## Text provided

·····

Phew; I now have working home phone and network again. Much better.
But NTL are certainly no better now they're Virgin, and may in fact have managed to become worse. Their installer chap showed up mid-morning (having promised an afternoon visit, and in fact he was lucky to catch me in and not having dashed out to the tip), futzed about with various sockets, and instead of having everything working by the time he left he instead promised me that it would all start working soon – the network within an hour, the full range of TV channels within 24. This may or may not be a genuine consequence of otherwise sensible network architecture, and it may or may not be a deliberate attempt to arrange that the installation engineers are out of range by the time you find out things don't work, but it certainly has the latter effect even if it wasn't intentional.
So an hour later I still didn't have working network: Virgin's DHCP server was issuing me a temporary IP address from which I could ping anything I liked, and connect to their auto-registration web server, but do nothing else at all. Multiple reboots and various faffing didn't help; I tried going through their auto-registration procedure, which didn't help either. Eventually I resorted to ringing their network support, which is now on a premium rate line. It rang and rang and nobody answered. I phoned the main Virgin support line, who explained to me that ringing for ages is that line's equivalent of being on hold and I should have left it for ten minutes. (That actually makes some sense since it's a premium line – it probably means you're not charged for the time you spend on hold – but that only makes me more irritated about it being a premium line in the first place.)
Anyway. Got through to someone in the end. We patronised and counter-patronised each other for a while (I understand more about actual computer networks, he understands more about Virgin's horrendous hackware, both of us felt a need to explain things loudly and slowly to the other).

·····

## Data block
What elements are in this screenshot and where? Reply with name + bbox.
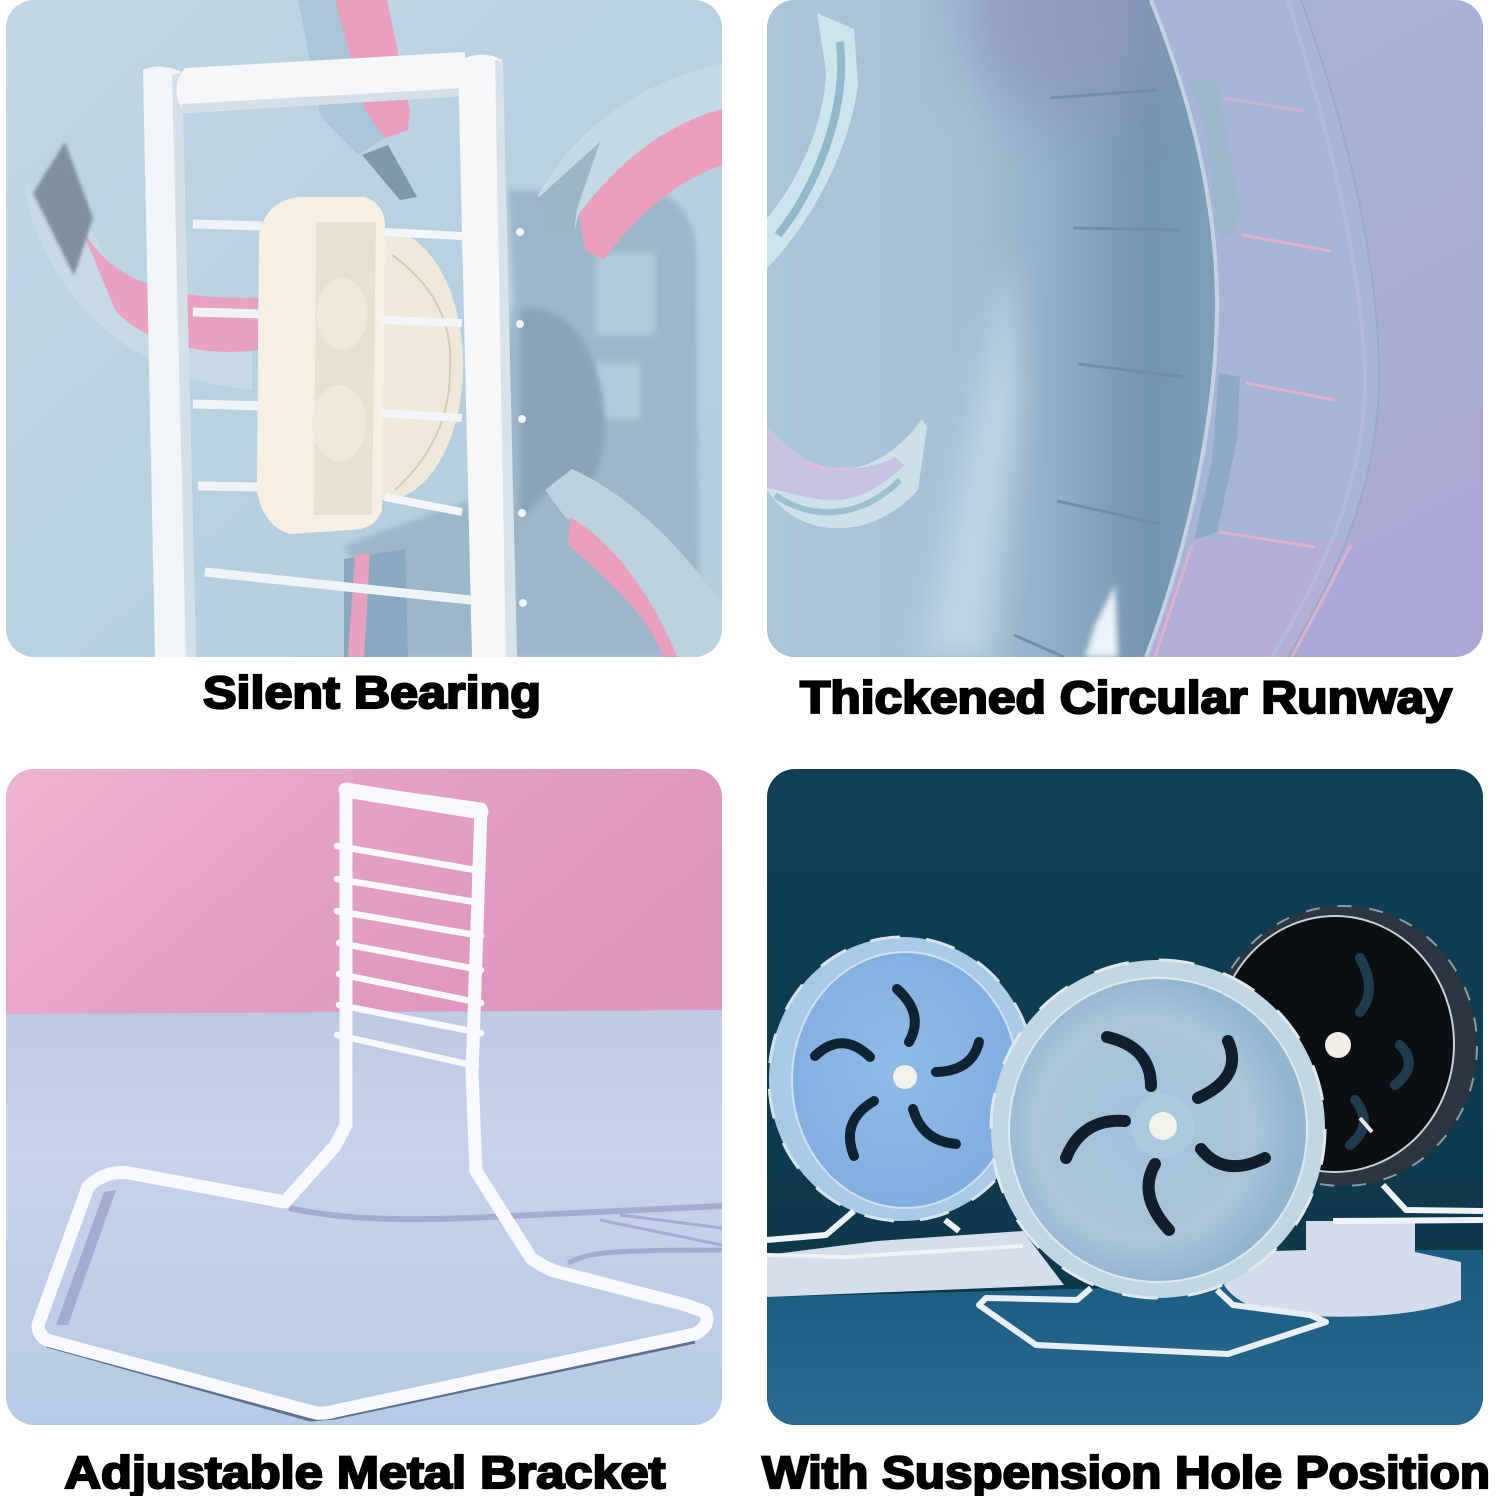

·····

## Goals
[1] Please retype the part of the Virgin installation post starting at "So an hour later" and ending at "the first place.)".
[2] Answer these questions from the Virgin installation post:
(a) When had the installer promised to visit?
(b) What kind of line is Virgin's network support now on?
(c) According to the main Virgin support line, how long should the caller have let the network support line ring?

## Answers for the tasks
[1]
So an hour later I still didn't have working network: Virgin's DHCP server was issuing me a temporary IP address from which I could ping anything I liked, and connect to their auto-registration web server, but do nothing else at all. Multiple reboots and various faffing didn't help; I tried going through their auto-registration procedure, which didn't help either. Eventually I resorted to ringing their network support, which is now on a premium rate line. It rang and rang and nobody answered. I phoned the main Virgin support line, who explained to me that ringing for ages is that line's equivalent of being on hold and I should have left it for ten minutes. (That actually makes some sense since it's a premium line – it probably means you're not charged for the time you spend on hold – but that only makes me more irritated about it being a premium line in the first place.)

[2]
(a) In the afternoon.
(b) A premium rate line.
(c) Ten minutes.